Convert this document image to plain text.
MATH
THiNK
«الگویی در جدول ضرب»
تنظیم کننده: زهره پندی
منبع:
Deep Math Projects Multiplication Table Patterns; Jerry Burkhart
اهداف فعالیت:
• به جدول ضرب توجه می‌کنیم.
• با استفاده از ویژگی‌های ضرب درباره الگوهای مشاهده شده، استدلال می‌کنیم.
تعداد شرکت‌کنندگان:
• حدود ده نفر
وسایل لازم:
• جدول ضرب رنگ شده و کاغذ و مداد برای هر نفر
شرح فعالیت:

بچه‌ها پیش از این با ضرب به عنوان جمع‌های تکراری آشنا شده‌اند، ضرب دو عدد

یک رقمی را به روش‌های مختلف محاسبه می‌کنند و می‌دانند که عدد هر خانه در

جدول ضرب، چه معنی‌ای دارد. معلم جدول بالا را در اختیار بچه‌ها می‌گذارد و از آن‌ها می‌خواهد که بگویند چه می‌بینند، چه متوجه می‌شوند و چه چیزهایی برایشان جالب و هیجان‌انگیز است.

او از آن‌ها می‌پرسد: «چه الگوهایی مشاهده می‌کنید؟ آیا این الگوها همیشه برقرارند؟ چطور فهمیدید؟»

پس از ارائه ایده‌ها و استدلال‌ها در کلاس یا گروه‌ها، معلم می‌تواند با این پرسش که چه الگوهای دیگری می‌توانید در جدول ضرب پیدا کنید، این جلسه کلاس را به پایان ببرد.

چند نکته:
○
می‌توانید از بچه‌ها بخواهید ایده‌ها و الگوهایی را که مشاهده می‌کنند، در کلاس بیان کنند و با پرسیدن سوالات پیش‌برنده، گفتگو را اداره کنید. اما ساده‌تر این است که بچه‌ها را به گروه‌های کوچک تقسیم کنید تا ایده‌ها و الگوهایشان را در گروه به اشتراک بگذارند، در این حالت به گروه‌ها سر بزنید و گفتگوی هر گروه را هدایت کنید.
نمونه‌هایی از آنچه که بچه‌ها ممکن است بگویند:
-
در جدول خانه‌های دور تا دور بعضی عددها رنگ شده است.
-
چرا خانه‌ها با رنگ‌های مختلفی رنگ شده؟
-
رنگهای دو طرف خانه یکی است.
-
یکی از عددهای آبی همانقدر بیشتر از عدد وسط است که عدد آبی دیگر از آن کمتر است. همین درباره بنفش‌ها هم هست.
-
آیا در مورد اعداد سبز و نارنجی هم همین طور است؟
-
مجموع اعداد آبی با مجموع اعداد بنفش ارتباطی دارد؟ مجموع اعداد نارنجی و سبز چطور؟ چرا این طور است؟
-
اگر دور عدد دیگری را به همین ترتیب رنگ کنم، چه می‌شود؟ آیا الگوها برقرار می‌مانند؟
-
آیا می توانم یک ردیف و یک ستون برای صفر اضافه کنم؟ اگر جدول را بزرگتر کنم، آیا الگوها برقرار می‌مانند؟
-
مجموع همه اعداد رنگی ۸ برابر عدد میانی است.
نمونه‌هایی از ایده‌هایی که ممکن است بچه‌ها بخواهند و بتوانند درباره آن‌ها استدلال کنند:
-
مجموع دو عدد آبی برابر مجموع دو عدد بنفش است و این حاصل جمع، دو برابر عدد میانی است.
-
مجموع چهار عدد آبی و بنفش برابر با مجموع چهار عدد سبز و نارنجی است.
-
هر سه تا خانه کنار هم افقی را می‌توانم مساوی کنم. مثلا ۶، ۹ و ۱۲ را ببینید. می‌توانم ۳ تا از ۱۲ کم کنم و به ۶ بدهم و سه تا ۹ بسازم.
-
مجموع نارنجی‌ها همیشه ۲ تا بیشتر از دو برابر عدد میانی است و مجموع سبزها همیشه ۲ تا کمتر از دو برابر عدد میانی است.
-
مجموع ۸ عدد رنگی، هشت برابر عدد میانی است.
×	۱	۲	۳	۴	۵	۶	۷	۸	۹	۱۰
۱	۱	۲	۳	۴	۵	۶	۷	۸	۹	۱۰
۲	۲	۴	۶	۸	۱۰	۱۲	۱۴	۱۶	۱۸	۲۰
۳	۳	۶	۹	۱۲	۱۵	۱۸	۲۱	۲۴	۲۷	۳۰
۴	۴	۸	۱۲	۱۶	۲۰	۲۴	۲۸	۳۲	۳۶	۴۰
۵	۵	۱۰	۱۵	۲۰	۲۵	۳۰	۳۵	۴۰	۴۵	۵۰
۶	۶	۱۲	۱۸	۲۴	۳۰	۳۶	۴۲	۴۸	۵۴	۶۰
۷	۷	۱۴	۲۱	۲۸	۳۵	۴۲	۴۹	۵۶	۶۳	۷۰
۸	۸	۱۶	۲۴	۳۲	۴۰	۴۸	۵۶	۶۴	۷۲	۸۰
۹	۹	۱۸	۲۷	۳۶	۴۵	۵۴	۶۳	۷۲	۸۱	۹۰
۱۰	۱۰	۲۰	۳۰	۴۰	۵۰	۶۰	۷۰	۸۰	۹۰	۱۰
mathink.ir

◆ EXERCISE
Copy all the lines, exactly.

◆ PROBLEM SOLUTION
Convert this document image to plain text.
MATH
THiNK
«الگویی در جدول ضرب»
تنظیم کننده: زهره پندی
منبع:
Deep Math Projects Multiplication Table Patterns; Jerry Burkhart
اهداف فعالیت:
• به جدول ضرب توجه می‌کنیم.
• با استفاده از ویژگی‌های ضرب درباره الگوهای مشاهده شده، استدلال می‌کنیم.
تعداد شرکت‌کنندگان:
• حدود ده نفر
وسایل لازم:
• جدول ضرب رنگ شده و کاغذ و مداد برای هر نفر
شرح فعالیت:

بچه‌ها پیش از این با ضرب به عنوان جمع‌های تکراری آشنا شده‌اند، ضرب دو عدد

یک رقمی را به روش‌های مختلف محاسبه می‌کنند و می‌دانند که عدد هر خانه در

جدول ضرب، چه معنی‌ای دارد. معلم جدول بالا را در اختیار بچه‌ها می‌گذارد و از آن‌ها می‌خواهد که بگویند چه می‌بینند، چه متوجه می‌شوند و چه چیزهایی برایشان جالب و هیجان‌انگیز است.

او از آن‌ها می‌پرسد: «چه الگوهایی مشاهده می‌کنید؟ آیا این الگوها همیشه برقرارند؟ چطور فهمیدید؟»

پس از ارائه ایده‌ها و استدلال‌ها در کلاس یا گروه‌ها، معلم می‌تواند با این پرسش که چه الگوهای دیگری می‌توانید در جدول ضرب پیدا کنید، این جلسه کلاس را به پایان ببرد.

چند نکته:
○
می‌توانید از بچه‌ها بخواهید ایده‌ها و الگوهایی را که مشاهده می‌کنند، در کلاس بیان کنند و با پرسیدن سوالات پیش‌برنده، گفتگو را اداره کنید. اما ساده‌تر این است که بچه‌ها را به گروه‌های کوچک تقسیم کنید تا ایده‌ها و الگوهایشان را در گروه به اشتراک بگذارند، در این حالت به گروه‌ها سر بزنید و گفتگوی هر گروه را هدایت کنید.
نمونه‌هایی از آنچه که بچه‌ها ممکن است بگویند:
-
در جدول خانه‌های دور تا دور بعضی عددها رنگ شده است.
-
چرا خانه‌ها با رنگ‌های مختلفی رنگ شده؟
-
رنگهای دو طرف خانه یکی است.
-
یکی از عددهای آبی همانقدر بیشتر از عدد وسط است که عدد آبی دیگر از آن کمتر است. همین درباره بنفش‌ها هم هست.
-
آیا در مورد اعداد سبز و نارنجی هم همین طور است؟
-
مجموع اعداد آبی با مجموع اعداد بنفش ارتباطی دارد؟ مجموع اعداد نارنجی و سبز چطور؟ چرا این طور است؟
-
اگر دور عدد دیگری را به همین ترتیب رنگ کنم، چه می‌شود؟ آیا الگوها برقرار می‌مانند؟
-
آیا می توانم یک ردیف و یک ستون برای صفر اضافه کنم؟ اگر جدول را بزرگتر کنم، آیا الگوها برقرار می‌مانند؟
-
مجموع همه اعداد رنگی ۸ برابر عدد میانی است.
نمونه‌هایی از ایده‌هایی که ممکن است بچه‌ها بخواهند و بتوانند درباره آن‌ها استدلال کنند:
-
مجموع دو عدد آبی برابر مجموع دو عدد بنفش است و این حاصل جمع، دو برابر عدد میانی است.
-
مجموع چهار عدد آبی و بنفش برابر با مجموع چهار عدد سبز و نارنجی است.
-
هر سه تا خانه کنار هم افقی را می‌توانم مساوی کنم. مثلا ۶، ۹ و ۱۲ را ببینید. می‌توانم ۳ تا از ۱۲ کم کنم و به ۶ بدهم و سه تا ۹ بسازم.
-
مجموع نارنجی‌ها همیشه ۲ تا بیشتر از دو برابر عدد میانی است و مجموع سبزها همیشه ۲ تا کمتر از دو برابر عدد میانی است.
-
مجموع ۸ عدد رنگی، هشت برابر عدد میانی است.
×	۱	۲	۳	۴	۵	۶	۷	۸	۹	۱۰
۱	۱	۲	۳	۴	۵	۶	۷	۸	۹	۱۰
۲	۲	۴	۶	۸	۱۰	۱۲	۱۴	۱۶	۱۸	۲۰
۳	۳	۶	۹	۱۲	۱۵	۱۸	۲۱	۲۴	۲۷	۳۰
۴	۴	۸	۱۲	۱۶	۲۰	۲۴	۲۸	۳۲	۳۶	۴۰
۵	۵	۱۰	۱۵	۲۰	۲۵	۳۰	۳۵	۴۰	۴۵	۵۰
۶	۶	۱۲	۱۸	۲۴	۳۰	۳۶	۴۲	۴۸	۵۴	۶۰
۷	۷	۱۴	۲۱	۲۸	۳۵	۴۲	۴۹	۵۶	۶۳	۷۰
۸	۸	۱۶	۲۴	۳۲	۴۰	۴۸	۵۶	۶۴	۷۲	۸۰
۹	۹	۱۸	۲۷	۳۶	۴۵	۵۴	۶۳	۷۲	۸۱	۹۰
۱۰	۱۰	۲۰	۳۰	۴۰	۵۰	۶۰	۷۰	۸۰	۹۰	۱۰
mathink.ir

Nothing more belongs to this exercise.